> **Task to complete**
Extract, from the listing that follows, each line containing the word "name".

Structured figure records
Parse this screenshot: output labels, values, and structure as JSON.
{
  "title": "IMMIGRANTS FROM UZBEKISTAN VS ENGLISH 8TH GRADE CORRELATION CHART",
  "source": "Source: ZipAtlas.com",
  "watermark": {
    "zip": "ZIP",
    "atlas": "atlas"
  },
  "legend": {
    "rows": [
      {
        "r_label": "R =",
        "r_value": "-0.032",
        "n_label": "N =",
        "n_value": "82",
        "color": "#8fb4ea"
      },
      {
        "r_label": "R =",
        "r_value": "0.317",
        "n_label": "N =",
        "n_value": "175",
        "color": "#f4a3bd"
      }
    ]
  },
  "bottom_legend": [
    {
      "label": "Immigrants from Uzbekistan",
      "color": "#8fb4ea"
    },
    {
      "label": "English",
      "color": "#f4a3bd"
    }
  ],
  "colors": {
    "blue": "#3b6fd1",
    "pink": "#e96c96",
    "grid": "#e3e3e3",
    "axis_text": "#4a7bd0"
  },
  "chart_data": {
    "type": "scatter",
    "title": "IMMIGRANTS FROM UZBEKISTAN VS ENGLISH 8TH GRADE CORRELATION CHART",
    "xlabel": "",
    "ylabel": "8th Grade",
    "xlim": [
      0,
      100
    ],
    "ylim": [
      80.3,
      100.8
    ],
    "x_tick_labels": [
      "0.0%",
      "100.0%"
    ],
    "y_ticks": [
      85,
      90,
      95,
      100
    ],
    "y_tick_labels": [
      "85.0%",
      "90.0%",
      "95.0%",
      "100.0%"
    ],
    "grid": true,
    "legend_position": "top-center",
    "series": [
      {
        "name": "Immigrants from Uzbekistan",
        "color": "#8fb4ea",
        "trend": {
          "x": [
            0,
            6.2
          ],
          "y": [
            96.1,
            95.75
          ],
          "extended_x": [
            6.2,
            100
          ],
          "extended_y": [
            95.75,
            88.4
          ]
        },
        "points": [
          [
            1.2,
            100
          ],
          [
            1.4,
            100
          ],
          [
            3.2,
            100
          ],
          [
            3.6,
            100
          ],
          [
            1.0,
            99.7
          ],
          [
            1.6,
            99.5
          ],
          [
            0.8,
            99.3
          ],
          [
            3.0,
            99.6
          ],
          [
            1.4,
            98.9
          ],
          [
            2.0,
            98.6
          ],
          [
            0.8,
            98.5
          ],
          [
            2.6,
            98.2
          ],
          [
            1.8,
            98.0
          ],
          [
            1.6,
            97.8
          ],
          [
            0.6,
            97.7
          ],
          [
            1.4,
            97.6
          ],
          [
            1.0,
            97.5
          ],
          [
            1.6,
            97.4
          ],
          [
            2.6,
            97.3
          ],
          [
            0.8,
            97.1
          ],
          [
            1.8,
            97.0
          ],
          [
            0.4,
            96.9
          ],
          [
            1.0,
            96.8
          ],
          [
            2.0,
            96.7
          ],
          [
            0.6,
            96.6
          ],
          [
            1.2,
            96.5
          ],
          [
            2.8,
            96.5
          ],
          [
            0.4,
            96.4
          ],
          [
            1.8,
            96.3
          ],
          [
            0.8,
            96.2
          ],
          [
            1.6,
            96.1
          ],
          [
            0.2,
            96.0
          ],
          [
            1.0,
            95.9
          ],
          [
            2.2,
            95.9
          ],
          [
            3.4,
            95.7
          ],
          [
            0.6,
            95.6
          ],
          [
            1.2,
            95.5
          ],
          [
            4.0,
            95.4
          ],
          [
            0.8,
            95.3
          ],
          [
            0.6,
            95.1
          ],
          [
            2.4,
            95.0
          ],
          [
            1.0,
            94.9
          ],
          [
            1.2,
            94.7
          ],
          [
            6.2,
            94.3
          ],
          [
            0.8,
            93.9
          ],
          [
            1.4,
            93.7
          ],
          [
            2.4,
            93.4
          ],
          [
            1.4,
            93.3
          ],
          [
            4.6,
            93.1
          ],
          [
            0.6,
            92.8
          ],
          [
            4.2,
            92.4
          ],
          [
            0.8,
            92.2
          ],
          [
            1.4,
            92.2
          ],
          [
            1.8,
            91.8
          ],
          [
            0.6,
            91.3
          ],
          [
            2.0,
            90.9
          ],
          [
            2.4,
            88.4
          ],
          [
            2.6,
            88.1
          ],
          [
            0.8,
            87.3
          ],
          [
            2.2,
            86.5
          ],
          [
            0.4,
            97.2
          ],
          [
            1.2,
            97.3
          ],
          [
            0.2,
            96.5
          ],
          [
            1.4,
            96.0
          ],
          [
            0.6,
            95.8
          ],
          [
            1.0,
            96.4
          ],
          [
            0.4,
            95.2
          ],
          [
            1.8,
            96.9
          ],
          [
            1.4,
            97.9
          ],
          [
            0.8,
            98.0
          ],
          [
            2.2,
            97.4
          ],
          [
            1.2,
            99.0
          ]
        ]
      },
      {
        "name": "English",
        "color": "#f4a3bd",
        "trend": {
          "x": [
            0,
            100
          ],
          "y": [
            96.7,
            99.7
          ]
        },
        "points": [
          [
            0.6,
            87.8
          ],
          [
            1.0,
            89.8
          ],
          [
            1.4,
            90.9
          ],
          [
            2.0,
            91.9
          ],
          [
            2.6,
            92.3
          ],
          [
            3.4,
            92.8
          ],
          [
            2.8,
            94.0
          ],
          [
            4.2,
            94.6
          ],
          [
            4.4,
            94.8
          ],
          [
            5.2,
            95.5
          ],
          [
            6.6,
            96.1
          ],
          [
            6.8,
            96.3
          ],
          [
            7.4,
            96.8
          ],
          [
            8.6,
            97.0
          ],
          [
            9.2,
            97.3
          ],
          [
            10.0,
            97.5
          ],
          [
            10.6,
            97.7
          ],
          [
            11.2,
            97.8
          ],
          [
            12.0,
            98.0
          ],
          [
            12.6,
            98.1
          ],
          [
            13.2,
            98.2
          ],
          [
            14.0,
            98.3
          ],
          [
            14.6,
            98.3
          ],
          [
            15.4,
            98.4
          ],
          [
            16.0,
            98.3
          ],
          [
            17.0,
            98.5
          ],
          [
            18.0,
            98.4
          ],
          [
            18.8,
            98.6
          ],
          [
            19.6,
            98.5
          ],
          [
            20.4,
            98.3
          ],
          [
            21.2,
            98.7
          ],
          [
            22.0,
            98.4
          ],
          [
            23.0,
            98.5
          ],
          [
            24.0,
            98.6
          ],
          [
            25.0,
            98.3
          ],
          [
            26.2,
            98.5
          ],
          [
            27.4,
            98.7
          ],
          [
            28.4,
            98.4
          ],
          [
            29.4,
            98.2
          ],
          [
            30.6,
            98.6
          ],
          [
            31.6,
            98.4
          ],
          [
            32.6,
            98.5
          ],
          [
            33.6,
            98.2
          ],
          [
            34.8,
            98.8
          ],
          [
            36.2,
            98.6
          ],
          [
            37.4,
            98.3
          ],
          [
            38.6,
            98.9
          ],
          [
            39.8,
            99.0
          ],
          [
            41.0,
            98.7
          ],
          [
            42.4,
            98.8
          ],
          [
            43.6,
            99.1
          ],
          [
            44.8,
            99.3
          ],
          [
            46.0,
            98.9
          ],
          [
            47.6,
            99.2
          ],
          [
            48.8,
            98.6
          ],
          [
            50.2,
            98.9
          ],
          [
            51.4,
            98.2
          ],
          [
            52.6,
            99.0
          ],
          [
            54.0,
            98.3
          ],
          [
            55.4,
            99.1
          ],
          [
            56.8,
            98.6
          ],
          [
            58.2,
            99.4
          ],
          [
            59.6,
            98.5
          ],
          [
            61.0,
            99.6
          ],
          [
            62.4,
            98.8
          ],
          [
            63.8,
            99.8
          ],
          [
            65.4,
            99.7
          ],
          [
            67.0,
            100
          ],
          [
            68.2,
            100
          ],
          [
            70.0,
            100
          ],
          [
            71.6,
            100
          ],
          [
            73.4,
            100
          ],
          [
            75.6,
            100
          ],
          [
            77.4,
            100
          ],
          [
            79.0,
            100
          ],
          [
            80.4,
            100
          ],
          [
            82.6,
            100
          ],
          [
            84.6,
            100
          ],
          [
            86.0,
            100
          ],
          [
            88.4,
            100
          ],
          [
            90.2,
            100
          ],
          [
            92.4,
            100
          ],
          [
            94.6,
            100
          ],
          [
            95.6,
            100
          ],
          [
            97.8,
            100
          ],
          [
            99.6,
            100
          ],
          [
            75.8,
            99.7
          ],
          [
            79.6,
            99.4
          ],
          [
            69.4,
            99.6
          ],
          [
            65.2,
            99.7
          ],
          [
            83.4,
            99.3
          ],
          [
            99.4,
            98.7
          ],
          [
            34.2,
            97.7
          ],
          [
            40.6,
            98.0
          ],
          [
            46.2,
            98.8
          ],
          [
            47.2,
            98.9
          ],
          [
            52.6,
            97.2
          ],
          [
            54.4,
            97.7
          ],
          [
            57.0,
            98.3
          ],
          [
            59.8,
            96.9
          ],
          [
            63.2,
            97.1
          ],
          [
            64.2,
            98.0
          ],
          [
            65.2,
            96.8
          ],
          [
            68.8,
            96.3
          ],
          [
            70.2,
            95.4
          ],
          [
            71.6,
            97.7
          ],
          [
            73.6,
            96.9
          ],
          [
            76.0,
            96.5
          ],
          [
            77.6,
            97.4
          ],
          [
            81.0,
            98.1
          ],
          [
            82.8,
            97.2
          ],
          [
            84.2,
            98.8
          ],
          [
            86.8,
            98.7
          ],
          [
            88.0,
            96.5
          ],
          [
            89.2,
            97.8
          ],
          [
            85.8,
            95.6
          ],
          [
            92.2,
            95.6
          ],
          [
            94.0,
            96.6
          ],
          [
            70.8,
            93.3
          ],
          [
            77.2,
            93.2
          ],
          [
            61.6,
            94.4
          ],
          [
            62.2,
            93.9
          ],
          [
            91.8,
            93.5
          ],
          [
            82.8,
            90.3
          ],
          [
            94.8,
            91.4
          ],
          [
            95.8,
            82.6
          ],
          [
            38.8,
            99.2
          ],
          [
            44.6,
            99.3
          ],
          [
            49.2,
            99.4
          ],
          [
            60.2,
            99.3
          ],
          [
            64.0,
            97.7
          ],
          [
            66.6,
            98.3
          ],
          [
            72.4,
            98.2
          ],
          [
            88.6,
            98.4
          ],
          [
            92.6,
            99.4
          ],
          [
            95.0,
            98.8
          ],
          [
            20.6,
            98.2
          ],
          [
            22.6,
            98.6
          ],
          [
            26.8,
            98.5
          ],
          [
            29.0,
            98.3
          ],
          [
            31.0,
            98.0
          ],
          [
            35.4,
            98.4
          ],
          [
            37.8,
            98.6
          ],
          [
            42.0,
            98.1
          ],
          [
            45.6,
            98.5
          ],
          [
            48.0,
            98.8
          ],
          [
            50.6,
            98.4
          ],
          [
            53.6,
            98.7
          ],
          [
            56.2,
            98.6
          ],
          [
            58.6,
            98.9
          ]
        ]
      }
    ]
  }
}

> **Answer to the exercise**
        "name": "Immigrants from Uzbekistan",
        "name": "English",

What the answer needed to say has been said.